» **抜粋**:

神田連雀亭ワンコイン寄席68(上・春雨や晴太「野ざらし」結婚ネタも)

続きものをちょいと中断して、別の続きものを始めます。

12日はもともと、池袋演芸場で昼夜居続けのつもりだった。
昼が若手特集の日替わり番組で、トリが柳家花いち師。そして居続けすると、夜が喬太郎師。
しかし東京かわら版読み込んでいればわかったことではあるが、この日は「深川落語倶楽部」出演で喬太郎師は不在であった(代バネ白鳥)。
ならば、芸協・浅草の円楽襲名披露に行くか。
しかし整理券が出ていて面倒。
他の会も含めていろいろ考えたが、この週末行きたいところがたくさんあることに気づく。
なら、神田連雀亭で済ませちゃおう。
連雀亭の夜席は吉原馬雀さんの会だったりして、それも考えたが。

ワンコインに結婚したばかりの春雨や晴太さんが出ている。何か面白いことあるかもと思って。
これが、あったのでした。

野ざらし 晴太
猫と金魚 寸志
後生鰻 鯉白
晴太結婚記念大喜利 晴太・寸志・鯉白

 

3人とも15分程度でスピーディに高座を務め、最後に15分残して大喜利、というかトークコーナーを設けてくれました。

なんだか20人ぐらい来ている。
何か期待して集まっているのだろうか?
真打昇進の決まっている立川寸志さんが前説。
携帯電話の電源はお切りください。飛行機モードとか色々ありますけど…まあ、なんでもいいです。

» **課題**:
1: 連雀亭の抜粋から、「神田連雀亭ワンコイン寄席68(上・春雨や晴太「野ざらし」結婚ネタも)」で始まり「しかし整理券が出ていて面倒。」まで続く部分を一字も変えずに書き写してください。
2: 連雀亭の抜粋で、前説を務めたのは誰ですか。
3: 連雀亭の抜粋が途切れたところから話を引き継ぎ、続きを書いてください。

» **提供された記録**:

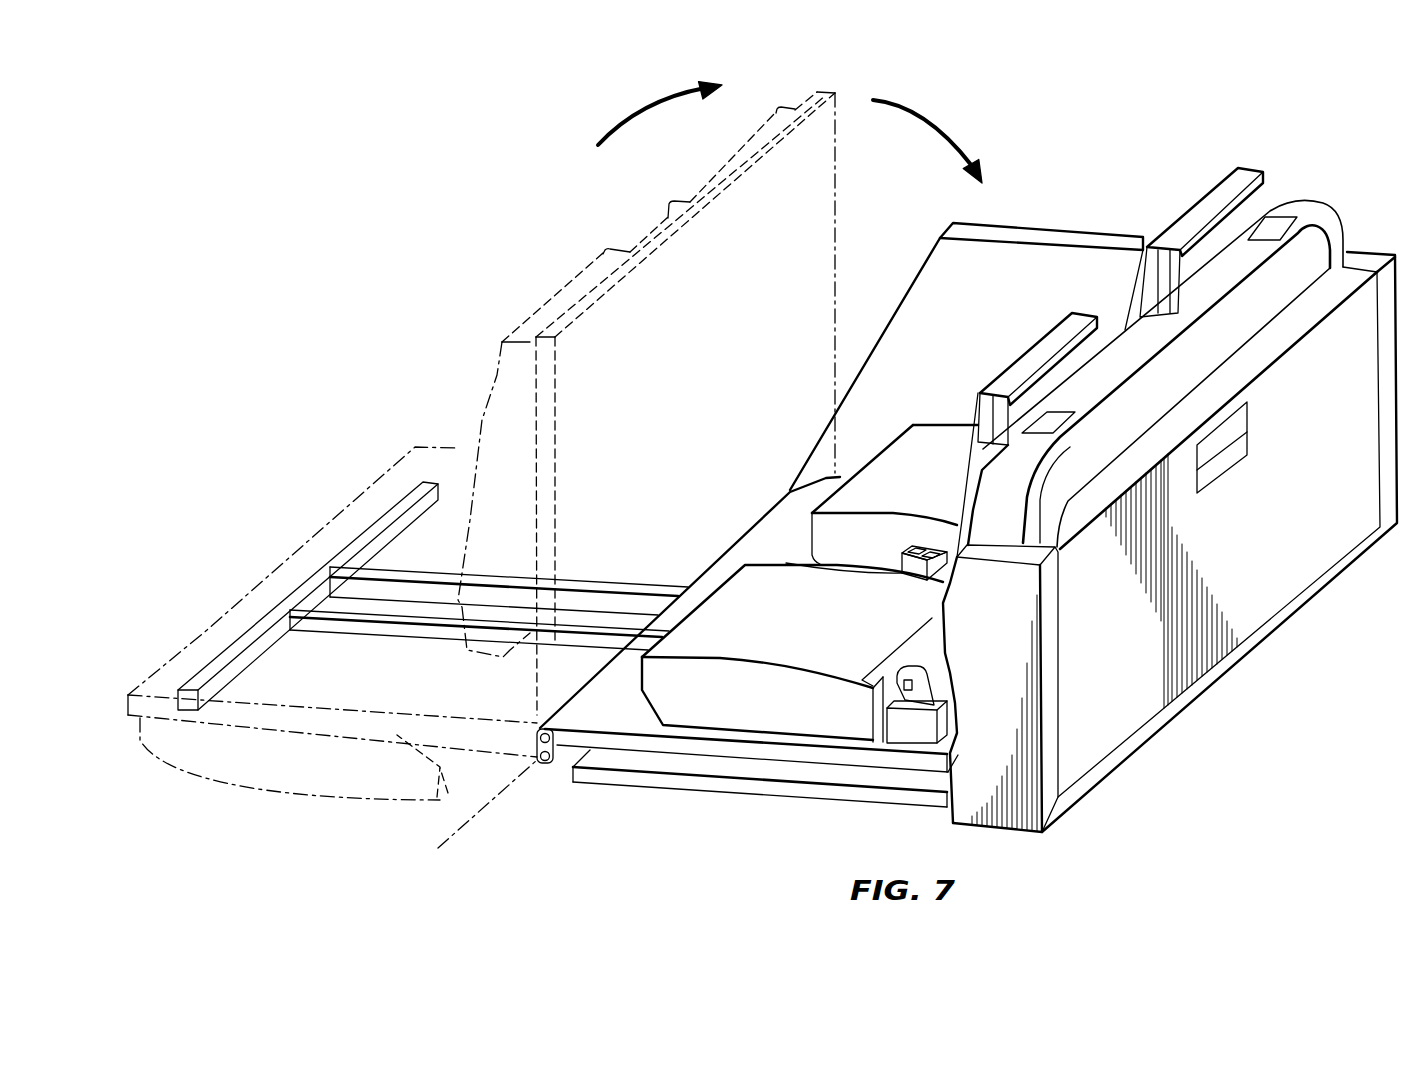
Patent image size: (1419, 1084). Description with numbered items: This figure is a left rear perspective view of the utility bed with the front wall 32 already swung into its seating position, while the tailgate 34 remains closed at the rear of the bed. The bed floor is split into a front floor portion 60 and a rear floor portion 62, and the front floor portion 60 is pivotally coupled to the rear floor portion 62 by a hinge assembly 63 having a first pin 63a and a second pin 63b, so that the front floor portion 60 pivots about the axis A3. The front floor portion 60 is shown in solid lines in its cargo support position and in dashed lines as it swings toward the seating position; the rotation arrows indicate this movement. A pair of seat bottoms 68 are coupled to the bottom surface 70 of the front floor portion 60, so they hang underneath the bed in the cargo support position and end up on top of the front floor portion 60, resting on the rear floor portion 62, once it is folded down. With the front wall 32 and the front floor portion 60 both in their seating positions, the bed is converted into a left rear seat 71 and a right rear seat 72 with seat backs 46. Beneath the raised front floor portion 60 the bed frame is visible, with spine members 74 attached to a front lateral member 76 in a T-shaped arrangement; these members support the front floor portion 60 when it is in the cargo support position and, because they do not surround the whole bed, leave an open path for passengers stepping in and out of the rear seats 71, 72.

The front wall 32 is at (1121, 330).
The tailgate 34 is at (1238, 601).
The seat backs 46 is at (1217, 197).
The front floor portion 60 is at (640, 743).
The rear floor portion 62 is at (752, 785).
The hinge assembly 63 is at (513, 757).
The first pin 63a is at (562, 762).
The second pin 63b is at (532, 737).
The seat bottoms 68 is at (772, 577).
The bottom surface 70 is at (788, 527).
The left rear seat 71 is at (710, 578).
The right rear seat 72 is at (1000, 270).
The spine members 74 is at (420, 577).
The front lateral member 76 is at (258, 630).
The axis A3 is at (460, 840).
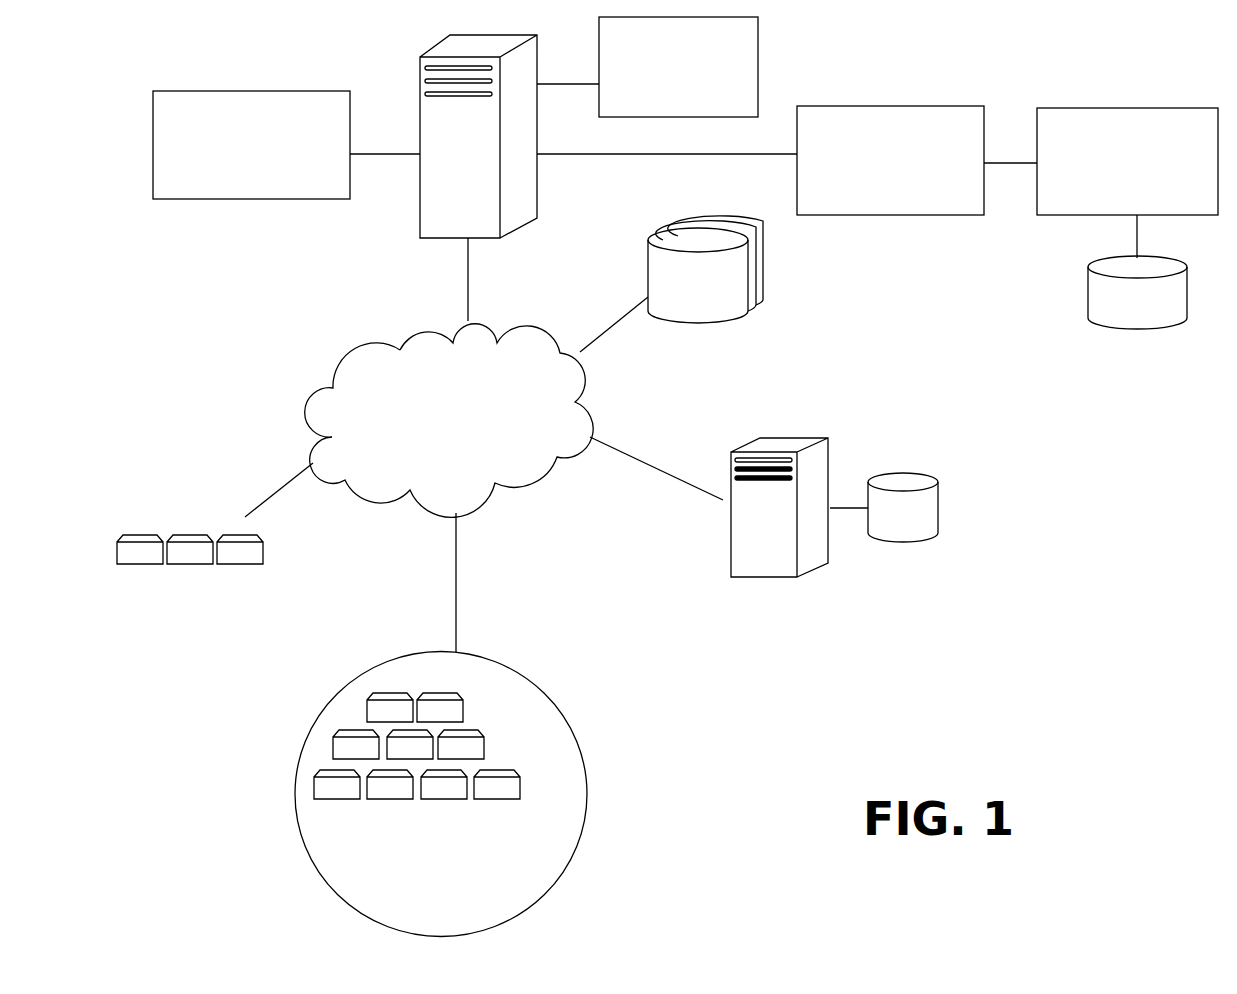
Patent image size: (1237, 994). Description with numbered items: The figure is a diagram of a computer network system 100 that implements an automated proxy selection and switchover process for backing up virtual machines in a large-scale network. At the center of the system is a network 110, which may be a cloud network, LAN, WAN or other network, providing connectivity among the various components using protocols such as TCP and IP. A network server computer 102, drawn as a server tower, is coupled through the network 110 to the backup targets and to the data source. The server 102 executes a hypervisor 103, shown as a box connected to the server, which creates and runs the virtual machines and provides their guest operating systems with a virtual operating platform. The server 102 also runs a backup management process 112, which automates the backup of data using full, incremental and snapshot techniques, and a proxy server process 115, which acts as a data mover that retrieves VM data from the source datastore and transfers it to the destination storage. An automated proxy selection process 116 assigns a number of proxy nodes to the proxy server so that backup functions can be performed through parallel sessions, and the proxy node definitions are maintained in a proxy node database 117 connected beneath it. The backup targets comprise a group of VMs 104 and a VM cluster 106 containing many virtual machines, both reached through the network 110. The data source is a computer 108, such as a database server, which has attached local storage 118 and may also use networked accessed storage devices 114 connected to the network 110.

The computer network system 100 is at (950, 50).
The network server computer 102 is at (478, 136).
The hypervisor 103 is at (678, 67).
The virtual machines 104 is at (190, 568).
The VM cluster 106 is at (441, 794).
The computer 108 is at (779, 507).
The network 110 is at (449, 421).
The backup management process 112 is at (251, 145).
The networked accessed storage devices 114 is at (705, 284).
The proxy server process 115 is at (890, 160).
The proxy node selection process 116 is at (1127, 161).
The proxy node database 117 is at (1137, 292).
The local storage 118 is at (903, 523).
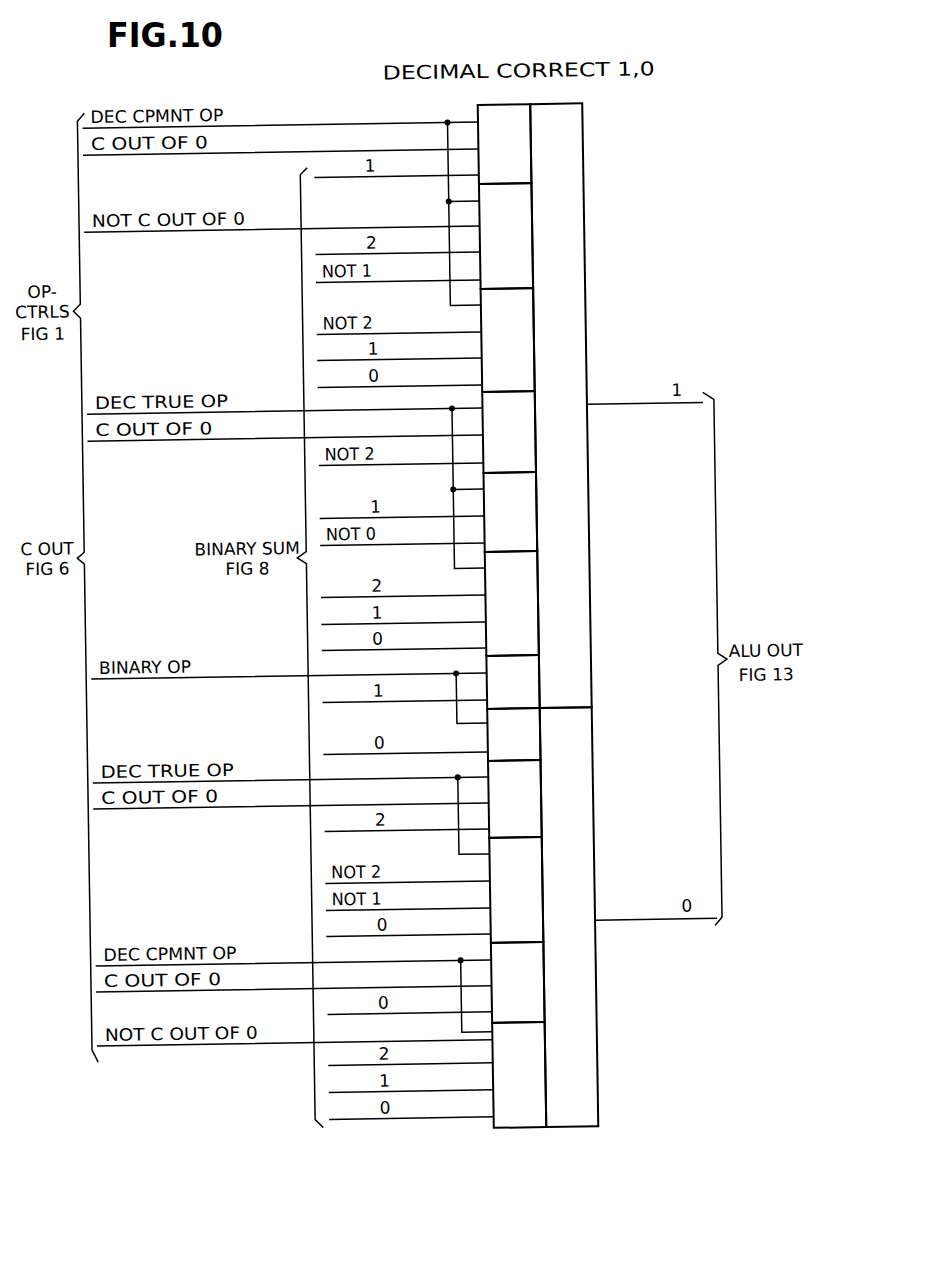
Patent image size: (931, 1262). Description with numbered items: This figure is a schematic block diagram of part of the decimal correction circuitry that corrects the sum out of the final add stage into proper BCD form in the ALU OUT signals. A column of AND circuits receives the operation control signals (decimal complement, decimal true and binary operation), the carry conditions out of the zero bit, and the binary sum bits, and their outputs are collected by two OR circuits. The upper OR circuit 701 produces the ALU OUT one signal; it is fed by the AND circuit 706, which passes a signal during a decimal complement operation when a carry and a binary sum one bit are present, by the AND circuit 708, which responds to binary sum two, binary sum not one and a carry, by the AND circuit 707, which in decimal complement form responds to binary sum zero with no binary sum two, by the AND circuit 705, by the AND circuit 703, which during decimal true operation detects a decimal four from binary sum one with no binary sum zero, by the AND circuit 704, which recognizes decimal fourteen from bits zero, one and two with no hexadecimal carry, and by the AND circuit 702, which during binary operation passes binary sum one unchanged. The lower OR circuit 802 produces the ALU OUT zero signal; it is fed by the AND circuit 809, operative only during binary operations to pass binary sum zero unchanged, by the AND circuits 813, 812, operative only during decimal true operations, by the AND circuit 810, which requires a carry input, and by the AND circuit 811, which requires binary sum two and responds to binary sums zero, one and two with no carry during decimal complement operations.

» **各課題の解答**:
1:
神田連雀亭ワンコイン寄席68(上・春雨や晴太「野ざらし」結婚ネタも)

続きものをちょいと中断して、別の続きものを始めます。

12日はもともと、池袋演芸場で昼夜居続けのつもりだった。
昼が若手特集の日替わり番組で、トリが柳家花いち師。そして居続けすると、夜が喬太郎師。
しかし東京かわら版読み込んでいればわかったことではあるが、この日は「深川落語倶楽部」出演で喬太郎師は不在であった(代バネ白鳥)。
ならば、芸協・浅草の円楽襲名披露に行くか。
しかし整理券が出ていて面倒。

2: 真打昇進の決まっている立川寸志さんです。

3:
トップバッターは話題の晴太さん。
おめでとうなど声が飛ぶ。

今日は変な空気ですが。
最初にお話ししておきますと、このたび入籍しました(拍手)。
何か語らないといけないのでしょう。でもまず落語させてください。
それから、先輩2人からのお土産があります。そちらをお楽しみに。

何か企画があるらしい。
とりあえずメガネを外し、一席務める。
先生、わしゃ女は好かんとか言って昨日のはなんですね。
怒りの八っつぁんを、長屋に住む先生がなだめている。
野ざらし。
季節的には初秋でいい頃だろうか。

16、8ではしちがない。
しちは(間)先月流した。

あれ、こんな変な間を取る人か?
こういうの、私は基本好きじゃない。
と一瞬思ったのも束の間。
テンション高いまま乗り切った見事な一席だった。
客がついてこないとたちまちダメになるこの噺を、高いテンションのまま乗り切る。
そして、踊りをやってるのだと思うが、所作が綺麗。

なげしの槍とつかつかつか、両方ツッコむあたりはもっちゃり気味かなとも思ったが、先生の大事な竿を無理やり借りていくシーンなどはない。
そういえば、八っつぁんも壁に穴開けてない。
ちゃんと編集しているのだ。

トークで話していたところによると、最近鯉白アニさんに新作を教わったので、鯉白アニさんが内面に宿ったんだそうだ。
一人キチ◯イの作法はアニさんなんだって。

釣り場に行ってからはもう圧巻。
最初から全力。鼻に釣り針引っ掛けるまでずっと全力。
テメエの鼻を釣り上げる際は、手で鼻を押さえている。
時間は16分ぐらいだった。

続いてアラ還二ツ目、寸志さん。この人は、夜席の馬雀さんの会にも顔付けされている。
待ってましたと声が掛かる。
いやあ、朝からすごいテンションでしたねと先の高座に触れる。
趣味も色々ありますが、動物を可愛がる人もいますと、猫と金魚に進む。

これはちょっと微妙な一席。
一席終えてからの拍手がわかりやすく尻すぼみであった。
といって、出来が悪いということじゃないのだが。ただ、客が疲れたのだろう。
先のハイテンションぶりを取り上げつつ、ご本人もハイテンション高座。まずそれが疲れるというのがある。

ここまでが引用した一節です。